What the task requires:
In the listing below, locate the lines that hold the string "JSON". Copy those lines.

+++ Raw records

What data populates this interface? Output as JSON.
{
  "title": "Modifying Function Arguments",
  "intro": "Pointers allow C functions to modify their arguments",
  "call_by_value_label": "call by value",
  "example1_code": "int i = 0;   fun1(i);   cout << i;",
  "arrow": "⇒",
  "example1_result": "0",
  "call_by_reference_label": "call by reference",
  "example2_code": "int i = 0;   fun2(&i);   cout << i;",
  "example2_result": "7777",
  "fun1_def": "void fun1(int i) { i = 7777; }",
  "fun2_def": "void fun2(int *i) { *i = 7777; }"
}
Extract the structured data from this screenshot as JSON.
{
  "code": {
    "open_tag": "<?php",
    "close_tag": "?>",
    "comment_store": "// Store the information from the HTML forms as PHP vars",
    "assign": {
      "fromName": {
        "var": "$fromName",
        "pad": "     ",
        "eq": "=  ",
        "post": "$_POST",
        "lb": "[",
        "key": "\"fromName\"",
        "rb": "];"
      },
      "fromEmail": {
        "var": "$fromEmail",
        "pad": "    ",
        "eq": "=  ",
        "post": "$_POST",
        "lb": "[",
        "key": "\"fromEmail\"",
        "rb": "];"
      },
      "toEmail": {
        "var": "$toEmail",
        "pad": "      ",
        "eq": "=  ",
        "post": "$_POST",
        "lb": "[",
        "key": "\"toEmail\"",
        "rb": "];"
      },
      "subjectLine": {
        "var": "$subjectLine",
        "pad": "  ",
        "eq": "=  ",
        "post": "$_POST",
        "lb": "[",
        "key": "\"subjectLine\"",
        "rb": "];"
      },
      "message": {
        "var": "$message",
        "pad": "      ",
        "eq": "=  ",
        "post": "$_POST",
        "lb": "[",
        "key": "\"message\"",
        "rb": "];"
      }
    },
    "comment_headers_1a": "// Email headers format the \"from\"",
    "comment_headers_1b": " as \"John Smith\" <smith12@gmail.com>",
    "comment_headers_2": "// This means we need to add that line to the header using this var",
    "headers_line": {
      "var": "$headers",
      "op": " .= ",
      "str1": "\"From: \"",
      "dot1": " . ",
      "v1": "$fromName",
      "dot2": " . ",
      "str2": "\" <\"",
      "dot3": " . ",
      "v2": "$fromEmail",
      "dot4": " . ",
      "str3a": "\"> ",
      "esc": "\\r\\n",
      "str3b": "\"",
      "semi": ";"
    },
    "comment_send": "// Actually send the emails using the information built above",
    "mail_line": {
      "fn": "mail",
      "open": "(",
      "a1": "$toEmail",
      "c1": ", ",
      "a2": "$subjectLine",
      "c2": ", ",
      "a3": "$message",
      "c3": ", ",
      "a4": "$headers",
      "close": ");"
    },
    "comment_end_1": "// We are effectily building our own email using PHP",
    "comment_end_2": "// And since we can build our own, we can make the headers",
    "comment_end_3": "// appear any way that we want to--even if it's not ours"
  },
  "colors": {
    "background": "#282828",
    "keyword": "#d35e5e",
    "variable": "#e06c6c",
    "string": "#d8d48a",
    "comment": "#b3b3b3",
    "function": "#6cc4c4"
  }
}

++++++

Reply to the task:
What data populates this interface? Output as JSON.
Extract the structured data from this screenshot as JSON.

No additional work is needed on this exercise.